* EXERCISE OBJECTIVE *
Return the records word for word. Any pictures in them are not part of the copy.

(Figure collection entries)
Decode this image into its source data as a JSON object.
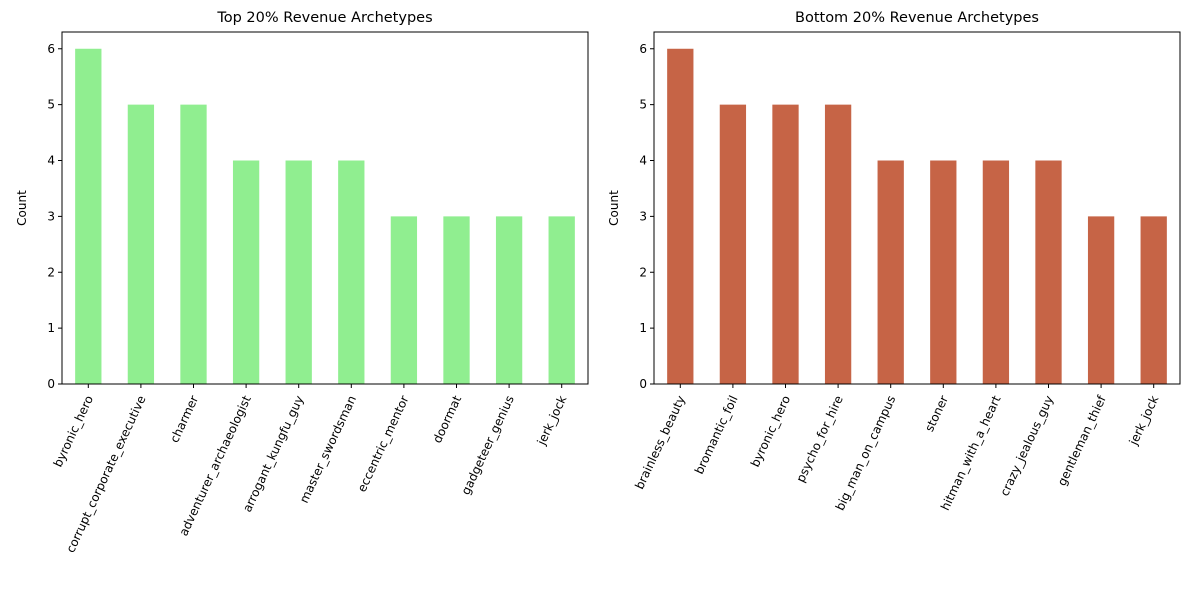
{
  "chart_data": [
    {
      "type": "bar",
      "title": "Top 20% Revenue Archetypes",
      "xlabel": "",
      "ylabel": "Count",
      "ylim": [
        0,
        6.3
      ],
      "yticks": [
        0,
        1,
        2,
        3,
        4,
        5,
        6
      ],
      "color": "#90ee90",
      "grid": false,
      "categories": [
        "byronic_hero",
        "corrupt_corporate_executive",
        "charmer",
        "adventurer_archaeologist",
        "arrogant_kungfu_guy",
        "master_swordsman",
        "eccentric_mentor",
        "doormat",
        "gadgeteer_genius",
        "jerk_jock"
      ],
      "values": [
        6,
        5,
        5,
        4,
        4,
        4,
        3,
        3,
        3,
        3
      ]
    },
    {
      "type": "bar",
      "title": "Bottom 20% Revenue Archetypes",
      "xlabel": "",
      "ylabel": "Count",
      "ylim": [
        0,
        6.3
      ],
      "yticks": [
        0,
        1,
        2,
        3,
        4,
        5,
        6
      ],
      "color": "#c66446",
      "grid": false,
      "categories": [
        "brainless_beauty",
        "bromantic_foil",
        "byronic_hero",
        "psycho_for_hire",
        "big_man_on_campus",
        "stoner",
        "hitman_with_a_heart",
        "crazy_jealous_guy",
        "gentleman_thief",
        "jerk_jock"
      ],
      "values": [
        6,
        5,
        5,
        5,
        4,
        4,
        4,
        4,
        3,
        3
      ]
    }
  ]
}
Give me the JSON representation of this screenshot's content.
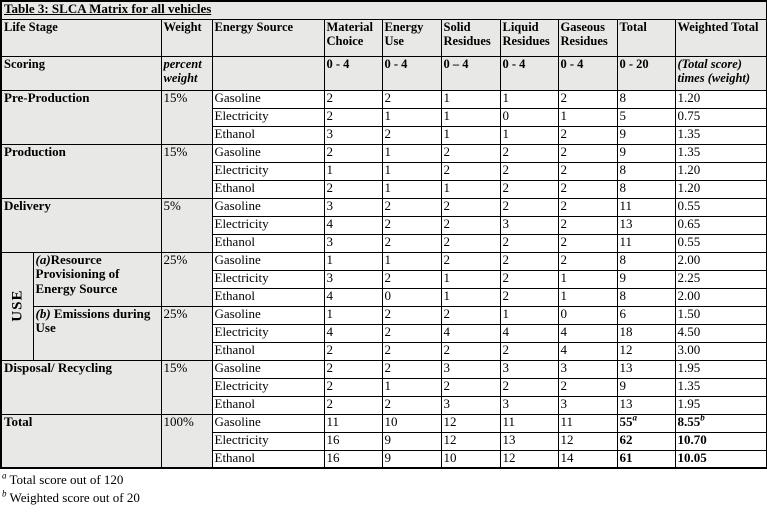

* REPLY *
Decode this image into its source data as a JSON object.
{
  "chart_data": [
    {
      "type": "bar",
      "title": "Top 20% Revenue Archetypes",
      "xlabel": "",
      "ylabel": "Count",
      "ylim": [
        0,
        6.3
      ],
      "yticks": [
        0,
        1,
        2,
        3,
        4,
        5,
        6
      ],
      "color": "#90ee90",
      "grid": false,
      "categories": [
        "byronic_hero",
        "corrupt_corporate_executive",
        "charmer",
        "adventurer_archaeologist",
        "arrogant_kungfu_guy",
        "master_swordsman",
        "eccentric_mentor",
        "doormat",
        "gadgeteer_genius",
        "jerk_jock"
      ],
      "values": [
        6,
        5,
        5,
        4,
        4,
        4,
        3,
        3,
        3,
        3
      ]
    },
    {
      "type": "bar",
      "title": "Bottom 20% Revenue Archetypes",
      "xlabel": "",
      "ylabel": "Count",
      "ylim": [
        0,
        6.3
      ],
      "yticks": [
        0,
        1,
        2,
        3,
        4,
        5,
        6
      ],
      "color": "#c66446",
      "grid": false,
      "categories": [
        "brainless_beauty",
        "bromantic_foil",
        "byronic_hero",
        "psycho_for_hire",
        "big_man_on_campus",
        "stoner",
        "hitman_with_a_heart",
        "crazy_jealous_guy",
        "gentleman_thief",
        "jerk_jock"
      ],
      "values": [
        6,
        5,
        5,
        5,
        4,
        4,
        4,
        4,
        3,
        3
      ]
    }
  ]
}
Give me the JSON representation of this screenshot's content.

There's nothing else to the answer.